» Set task: Locate every line in the listing below that contains the word "есть" and copy each such line in full.

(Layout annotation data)
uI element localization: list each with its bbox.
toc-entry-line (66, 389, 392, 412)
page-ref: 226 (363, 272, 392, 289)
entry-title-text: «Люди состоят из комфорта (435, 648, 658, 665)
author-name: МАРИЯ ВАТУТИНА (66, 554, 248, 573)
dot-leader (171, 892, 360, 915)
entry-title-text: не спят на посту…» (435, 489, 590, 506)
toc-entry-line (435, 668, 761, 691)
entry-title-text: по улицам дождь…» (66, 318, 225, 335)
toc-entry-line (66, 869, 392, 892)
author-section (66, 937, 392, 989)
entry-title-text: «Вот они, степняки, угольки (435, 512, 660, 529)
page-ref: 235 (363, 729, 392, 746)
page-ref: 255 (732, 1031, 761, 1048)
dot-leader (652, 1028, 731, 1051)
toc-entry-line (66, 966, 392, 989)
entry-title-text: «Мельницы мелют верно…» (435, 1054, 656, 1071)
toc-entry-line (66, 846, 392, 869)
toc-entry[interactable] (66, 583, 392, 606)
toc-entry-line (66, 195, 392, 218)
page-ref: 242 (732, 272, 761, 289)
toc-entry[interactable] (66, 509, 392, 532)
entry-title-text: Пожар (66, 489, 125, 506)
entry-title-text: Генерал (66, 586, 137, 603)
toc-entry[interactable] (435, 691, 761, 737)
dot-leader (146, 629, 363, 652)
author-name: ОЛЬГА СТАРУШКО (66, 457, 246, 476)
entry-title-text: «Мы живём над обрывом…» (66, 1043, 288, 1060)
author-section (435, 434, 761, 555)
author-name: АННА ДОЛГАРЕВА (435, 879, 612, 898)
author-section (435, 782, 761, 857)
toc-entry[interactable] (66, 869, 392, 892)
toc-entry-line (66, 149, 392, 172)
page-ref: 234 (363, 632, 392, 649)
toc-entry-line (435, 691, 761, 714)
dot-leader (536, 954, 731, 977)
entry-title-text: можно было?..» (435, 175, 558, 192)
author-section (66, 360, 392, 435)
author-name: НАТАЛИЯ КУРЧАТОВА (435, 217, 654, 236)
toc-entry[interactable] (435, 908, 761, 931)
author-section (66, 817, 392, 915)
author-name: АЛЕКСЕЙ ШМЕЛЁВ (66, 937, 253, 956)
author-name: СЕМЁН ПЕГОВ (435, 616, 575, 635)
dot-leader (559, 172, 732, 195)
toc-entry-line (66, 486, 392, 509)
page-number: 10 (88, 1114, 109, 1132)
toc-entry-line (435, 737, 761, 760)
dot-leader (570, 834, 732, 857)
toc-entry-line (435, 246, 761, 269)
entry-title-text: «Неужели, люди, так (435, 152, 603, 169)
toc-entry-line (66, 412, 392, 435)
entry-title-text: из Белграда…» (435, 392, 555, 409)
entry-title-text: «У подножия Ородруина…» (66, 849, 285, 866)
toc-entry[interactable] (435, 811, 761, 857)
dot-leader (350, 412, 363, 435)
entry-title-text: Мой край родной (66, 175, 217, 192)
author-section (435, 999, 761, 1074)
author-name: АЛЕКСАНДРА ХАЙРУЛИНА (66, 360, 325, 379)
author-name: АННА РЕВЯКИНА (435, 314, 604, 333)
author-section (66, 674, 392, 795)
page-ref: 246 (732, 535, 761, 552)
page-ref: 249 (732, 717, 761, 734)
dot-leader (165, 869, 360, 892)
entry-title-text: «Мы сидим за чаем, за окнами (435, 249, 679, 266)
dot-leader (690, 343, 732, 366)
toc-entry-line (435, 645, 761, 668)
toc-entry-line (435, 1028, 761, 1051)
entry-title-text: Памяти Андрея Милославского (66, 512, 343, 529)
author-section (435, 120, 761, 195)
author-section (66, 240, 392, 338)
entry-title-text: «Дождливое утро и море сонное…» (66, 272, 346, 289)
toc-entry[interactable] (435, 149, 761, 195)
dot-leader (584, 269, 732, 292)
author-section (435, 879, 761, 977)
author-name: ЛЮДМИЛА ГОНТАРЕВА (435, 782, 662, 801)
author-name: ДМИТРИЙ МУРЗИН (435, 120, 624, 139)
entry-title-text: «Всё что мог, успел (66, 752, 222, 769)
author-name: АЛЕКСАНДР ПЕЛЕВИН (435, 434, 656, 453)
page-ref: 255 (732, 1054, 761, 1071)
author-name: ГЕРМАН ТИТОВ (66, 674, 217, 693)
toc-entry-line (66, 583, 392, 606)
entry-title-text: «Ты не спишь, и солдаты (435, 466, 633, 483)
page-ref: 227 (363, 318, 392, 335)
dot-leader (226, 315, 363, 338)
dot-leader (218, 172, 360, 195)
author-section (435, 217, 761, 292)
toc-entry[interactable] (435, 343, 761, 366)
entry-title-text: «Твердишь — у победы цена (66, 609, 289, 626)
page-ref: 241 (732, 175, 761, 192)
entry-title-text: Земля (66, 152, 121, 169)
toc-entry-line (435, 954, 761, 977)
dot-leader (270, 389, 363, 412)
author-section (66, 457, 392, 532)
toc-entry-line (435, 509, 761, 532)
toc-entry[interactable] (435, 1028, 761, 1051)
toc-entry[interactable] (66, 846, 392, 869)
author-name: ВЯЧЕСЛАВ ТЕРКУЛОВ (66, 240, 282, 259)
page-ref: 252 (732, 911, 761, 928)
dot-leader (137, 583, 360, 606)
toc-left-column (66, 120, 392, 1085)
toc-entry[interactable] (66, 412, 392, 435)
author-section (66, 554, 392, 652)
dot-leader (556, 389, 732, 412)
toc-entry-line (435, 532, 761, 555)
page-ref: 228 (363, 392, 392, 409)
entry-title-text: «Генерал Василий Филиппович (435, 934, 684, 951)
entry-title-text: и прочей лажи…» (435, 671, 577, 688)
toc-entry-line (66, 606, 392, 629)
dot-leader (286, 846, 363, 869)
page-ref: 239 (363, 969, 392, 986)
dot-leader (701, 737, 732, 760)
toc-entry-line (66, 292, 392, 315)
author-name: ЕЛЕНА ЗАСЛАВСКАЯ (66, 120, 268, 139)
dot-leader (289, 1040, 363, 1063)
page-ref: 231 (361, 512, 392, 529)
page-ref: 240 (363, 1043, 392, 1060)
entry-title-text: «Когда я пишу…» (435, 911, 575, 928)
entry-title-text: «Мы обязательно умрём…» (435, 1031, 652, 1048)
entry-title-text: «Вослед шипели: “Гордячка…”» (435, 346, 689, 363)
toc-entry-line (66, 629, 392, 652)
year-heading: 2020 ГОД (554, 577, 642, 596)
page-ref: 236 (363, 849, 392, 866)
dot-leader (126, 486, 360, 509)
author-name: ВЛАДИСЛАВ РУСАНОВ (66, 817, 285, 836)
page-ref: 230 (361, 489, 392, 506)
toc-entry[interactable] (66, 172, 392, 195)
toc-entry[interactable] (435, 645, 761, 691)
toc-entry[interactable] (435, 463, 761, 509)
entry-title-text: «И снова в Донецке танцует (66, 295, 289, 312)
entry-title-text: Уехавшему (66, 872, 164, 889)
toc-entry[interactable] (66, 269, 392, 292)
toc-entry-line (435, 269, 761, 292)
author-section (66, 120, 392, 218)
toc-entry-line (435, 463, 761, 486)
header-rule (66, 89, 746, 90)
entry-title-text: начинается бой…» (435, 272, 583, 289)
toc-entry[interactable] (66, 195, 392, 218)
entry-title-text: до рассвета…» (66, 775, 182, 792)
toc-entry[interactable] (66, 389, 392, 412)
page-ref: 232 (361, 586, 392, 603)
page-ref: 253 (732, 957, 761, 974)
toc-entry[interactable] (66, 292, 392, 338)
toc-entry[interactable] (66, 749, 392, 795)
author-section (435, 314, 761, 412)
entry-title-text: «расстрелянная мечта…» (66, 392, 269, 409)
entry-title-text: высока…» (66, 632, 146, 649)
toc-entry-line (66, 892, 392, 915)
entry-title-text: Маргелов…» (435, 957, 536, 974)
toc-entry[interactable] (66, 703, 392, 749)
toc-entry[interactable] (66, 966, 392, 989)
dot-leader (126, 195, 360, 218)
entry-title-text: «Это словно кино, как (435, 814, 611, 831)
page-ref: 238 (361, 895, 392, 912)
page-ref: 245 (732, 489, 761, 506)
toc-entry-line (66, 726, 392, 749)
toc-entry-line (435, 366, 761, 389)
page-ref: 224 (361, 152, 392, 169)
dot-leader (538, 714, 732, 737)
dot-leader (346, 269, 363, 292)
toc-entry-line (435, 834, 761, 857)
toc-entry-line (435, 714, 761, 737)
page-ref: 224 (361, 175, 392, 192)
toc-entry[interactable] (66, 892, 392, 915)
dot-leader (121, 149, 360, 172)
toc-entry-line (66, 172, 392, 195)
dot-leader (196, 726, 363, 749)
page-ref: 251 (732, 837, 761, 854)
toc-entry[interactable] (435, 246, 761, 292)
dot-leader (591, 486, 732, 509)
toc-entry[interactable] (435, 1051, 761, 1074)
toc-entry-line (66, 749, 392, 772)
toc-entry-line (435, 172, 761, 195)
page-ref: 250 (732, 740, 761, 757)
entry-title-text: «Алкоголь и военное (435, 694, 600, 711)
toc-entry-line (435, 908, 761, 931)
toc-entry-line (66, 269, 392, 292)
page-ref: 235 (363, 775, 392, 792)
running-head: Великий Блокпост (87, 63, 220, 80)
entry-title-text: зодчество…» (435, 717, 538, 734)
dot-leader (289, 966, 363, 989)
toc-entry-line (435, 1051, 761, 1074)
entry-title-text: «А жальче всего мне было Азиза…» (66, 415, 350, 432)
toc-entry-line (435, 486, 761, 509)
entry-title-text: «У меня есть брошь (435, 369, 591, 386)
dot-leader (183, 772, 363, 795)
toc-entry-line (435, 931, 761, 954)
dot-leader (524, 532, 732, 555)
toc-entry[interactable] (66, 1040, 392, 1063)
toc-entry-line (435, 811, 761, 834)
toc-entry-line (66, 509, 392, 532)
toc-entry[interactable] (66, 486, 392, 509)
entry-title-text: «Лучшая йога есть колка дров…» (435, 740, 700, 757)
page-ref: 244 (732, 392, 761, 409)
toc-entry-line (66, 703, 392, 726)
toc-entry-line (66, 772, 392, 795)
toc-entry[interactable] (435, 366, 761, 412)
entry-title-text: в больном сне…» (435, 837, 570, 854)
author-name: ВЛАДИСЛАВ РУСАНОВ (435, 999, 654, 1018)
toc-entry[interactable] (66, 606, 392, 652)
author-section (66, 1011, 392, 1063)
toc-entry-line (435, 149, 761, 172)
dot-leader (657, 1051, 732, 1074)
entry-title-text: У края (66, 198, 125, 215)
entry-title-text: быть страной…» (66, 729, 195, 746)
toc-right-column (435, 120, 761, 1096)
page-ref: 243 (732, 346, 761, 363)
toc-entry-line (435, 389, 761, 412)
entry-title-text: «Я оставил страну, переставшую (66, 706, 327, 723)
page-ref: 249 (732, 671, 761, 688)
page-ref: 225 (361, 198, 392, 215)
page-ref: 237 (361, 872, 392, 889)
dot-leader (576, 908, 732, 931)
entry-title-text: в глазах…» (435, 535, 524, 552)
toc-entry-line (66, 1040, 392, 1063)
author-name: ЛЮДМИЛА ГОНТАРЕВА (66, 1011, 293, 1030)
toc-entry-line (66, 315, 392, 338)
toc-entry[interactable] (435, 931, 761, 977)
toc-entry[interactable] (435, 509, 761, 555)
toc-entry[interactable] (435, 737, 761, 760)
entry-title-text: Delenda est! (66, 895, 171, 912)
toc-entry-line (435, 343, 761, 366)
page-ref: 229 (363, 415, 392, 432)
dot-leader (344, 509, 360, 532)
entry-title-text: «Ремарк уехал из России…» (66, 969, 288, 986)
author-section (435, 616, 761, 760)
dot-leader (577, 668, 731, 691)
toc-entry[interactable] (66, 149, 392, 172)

» Written answer:
entry-title-text: «У меня есть брошь (435, 369, 591, 386)
entry-title-text: «Лучшая йога есть колка дров…» (435, 740, 700, 757)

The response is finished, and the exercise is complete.